__Given exercise__.
Reproduce each listing below with every "tab-label" changed to "tab-caption" and nothing else altered, and omit the pictures.

Box coordinate listings
⁂

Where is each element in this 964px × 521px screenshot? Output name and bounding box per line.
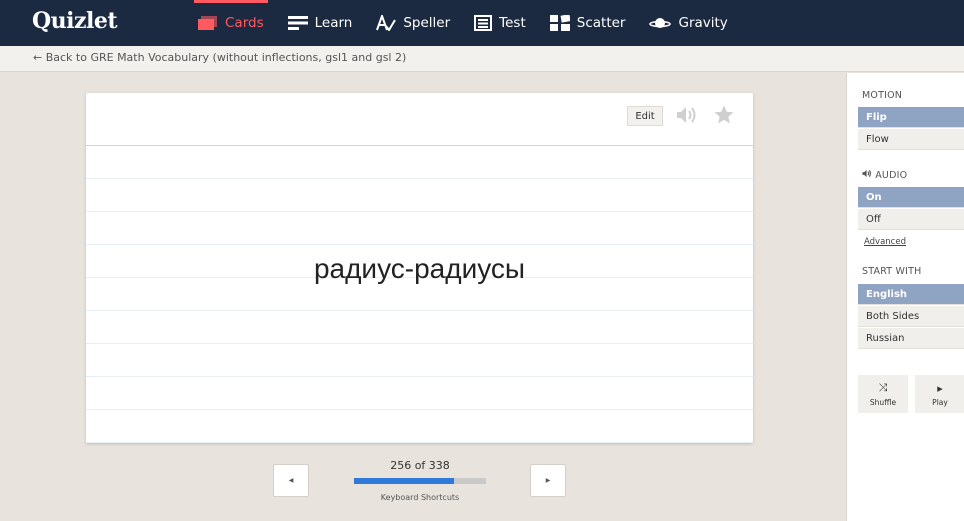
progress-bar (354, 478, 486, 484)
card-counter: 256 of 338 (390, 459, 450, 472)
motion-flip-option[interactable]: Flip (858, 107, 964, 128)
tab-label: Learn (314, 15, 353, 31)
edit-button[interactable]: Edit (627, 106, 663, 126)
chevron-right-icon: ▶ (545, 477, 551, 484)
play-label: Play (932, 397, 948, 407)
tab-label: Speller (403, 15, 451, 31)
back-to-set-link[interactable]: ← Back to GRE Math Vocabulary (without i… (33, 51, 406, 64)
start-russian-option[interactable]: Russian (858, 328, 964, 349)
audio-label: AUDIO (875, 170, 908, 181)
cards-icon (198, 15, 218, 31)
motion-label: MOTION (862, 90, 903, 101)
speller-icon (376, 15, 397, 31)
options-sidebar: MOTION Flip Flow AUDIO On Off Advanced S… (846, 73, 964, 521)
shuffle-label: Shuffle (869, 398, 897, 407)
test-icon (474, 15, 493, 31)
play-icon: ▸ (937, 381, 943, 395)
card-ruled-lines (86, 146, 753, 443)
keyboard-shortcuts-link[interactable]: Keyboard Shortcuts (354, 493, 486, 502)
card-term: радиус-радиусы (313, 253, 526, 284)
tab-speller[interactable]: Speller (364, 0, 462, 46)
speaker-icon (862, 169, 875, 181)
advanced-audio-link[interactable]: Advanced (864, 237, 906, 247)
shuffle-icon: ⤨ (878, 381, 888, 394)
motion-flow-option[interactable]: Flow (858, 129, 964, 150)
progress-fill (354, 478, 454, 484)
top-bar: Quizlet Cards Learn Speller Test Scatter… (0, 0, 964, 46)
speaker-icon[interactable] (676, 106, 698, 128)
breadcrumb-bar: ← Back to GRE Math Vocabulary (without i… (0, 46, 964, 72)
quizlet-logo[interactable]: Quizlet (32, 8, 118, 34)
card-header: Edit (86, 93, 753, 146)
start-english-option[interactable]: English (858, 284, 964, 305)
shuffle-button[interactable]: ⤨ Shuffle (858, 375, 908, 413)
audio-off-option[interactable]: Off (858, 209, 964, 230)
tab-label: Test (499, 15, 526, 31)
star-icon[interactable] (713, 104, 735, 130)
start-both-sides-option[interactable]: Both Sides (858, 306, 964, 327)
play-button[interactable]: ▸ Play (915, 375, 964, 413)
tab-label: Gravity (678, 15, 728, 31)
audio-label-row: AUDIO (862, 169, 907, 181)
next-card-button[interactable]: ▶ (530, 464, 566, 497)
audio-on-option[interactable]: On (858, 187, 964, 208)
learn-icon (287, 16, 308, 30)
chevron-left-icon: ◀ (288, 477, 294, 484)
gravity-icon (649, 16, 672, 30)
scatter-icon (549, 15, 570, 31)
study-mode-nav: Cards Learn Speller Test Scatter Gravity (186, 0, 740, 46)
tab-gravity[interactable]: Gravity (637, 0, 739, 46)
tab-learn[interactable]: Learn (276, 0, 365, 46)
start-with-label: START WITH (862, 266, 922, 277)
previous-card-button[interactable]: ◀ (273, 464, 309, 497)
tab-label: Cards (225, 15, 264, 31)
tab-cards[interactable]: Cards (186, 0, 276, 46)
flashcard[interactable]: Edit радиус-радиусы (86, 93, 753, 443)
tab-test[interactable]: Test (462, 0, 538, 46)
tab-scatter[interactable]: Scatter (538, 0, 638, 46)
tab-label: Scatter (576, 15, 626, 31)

⁂

__Response to this exercise__.
Where is each element in this 964px × 521px screenshot? Output name and bounding box per line.
progress-bar (354, 478, 486, 484)
card-counter: 256 of 338 (390, 459, 450, 472)
motion-flip-option[interactable]: Flip (858, 107, 964, 128)
tab-caption: Learn (314, 15, 353, 31)
edit-button[interactable]: Edit (627, 106, 663, 126)
chevron-right-icon: ▶ (545, 477, 551, 484)
play-label: Play (932, 397, 948, 407)
tab-caption: Speller (403, 15, 451, 31)
back-to-set-link[interactable]: ← Back to GRE Math Vocabulary (without i… (33, 51, 406, 64)
start-russian-option[interactable]: Russian (858, 328, 964, 349)
audio-label: AUDIO (875, 170, 908, 181)
cards-icon (198, 15, 218, 31)
motion-label: MOTION (862, 90, 903, 101)
speller-icon (376, 15, 397, 31)
options-sidebar: MOTION Flip Flow AUDIO On Off Advanced S… (846, 73, 964, 521)
shuffle-label: Shuffle (869, 398, 897, 407)
test-icon (474, 15, 493, 31)
play-icon: ▸ (937, 381, 943, 395)
card-ruled-lines (86, 146, 753, 443)
keyboard-shortcuts-link[interactable]: Keyboard Shortcuts (354, 493, 486, 502)
card-term: радиус-радиусы (313, 253, 526, 284)
tab-speller[interactable]: Speller (364, 0, 462, 46)
speaker-icon (862, 169, 875, 181)
advanced-audio-link[interactable]: Advanced (864, 237, 906, 247)
shuffle-icon: ⤨ (878, 381, 888, 394)
motion-flow-option[interactable]: Flow (858, 129, 964, 150)
progress-fill (354, 478, 454, 484)
top-bar: Quizlet Cards Learn Speller Test Scatter… (0, 0, 964, 46)
speaker-icon[interactable] (676, 106, 698, 128)
breadcrumb-bar: ← Back to GRE Math Vocabulary (without i… (0, 46, 964, 72)
quizlet-logo[interactable]: Quizlet (32, 8, 118, 34)
card-header: Edit (86, 93, 753, 146)
start-english-option[interactable]: English (858, 284, 964, 305)
shuffle-button[interactable]: ⤨ Shuffle (858, 375, 908, 413)
audio-off-option[interactable]: Off (858, 209, 964, 230)
tab-caption: Test (499, 15, 526, 31)
star-icon[interactable] (713, 104, 735, 130)
start-both-sides-option[interactable]: Both Sides (858, 306, 964, 327)
play-button[interactable]: ▸ Play (915, 375, 964, 413)
tab-caption: Gravity (678, 15, 728, 31)
audio-label-row: AUDIO (862, 169, 907, 181)
next-card-button[interactable]: ▶ (530, 464, 566, 497)
audio-on-option[interactable]: On (858, 187, 964, 208)
learn-icon (287, 16, 308, 30)
chevron-left-icon: ◀ (288, 477, 294, 484)
gravity-icon (649, 16, 672, 30)
scatter-icon (549, 15, 570, 31)
study-mode-nav: Cards Learn Speller Test Scatter Gravity (186, 0, 740, 46)
tab-gravity[interactable]: Gravity (637, 0, 739, 46)
tab-learn[interactable]: Learn (276, 0, 365, 46)
start-with-label: START WITH (862, 266, 922, 277)
previous-card-button[interactable]: ◀ (273, 464, 309, 497)
tab-caption: Cards (225, 15, 264, 31)
tab-cards[interactable]: Cards (186, 0, 276, 46)
flashcard[interactable]: Edit радиус-радиусы (86, 93, 753, 443)
tab-test[interactable]: Test (462, 0, 538, 46)
tab-scatter[interactable]: Scatter (538, 0, 638, 46)
tab-caption: Scatter (576, 15, 626, 31)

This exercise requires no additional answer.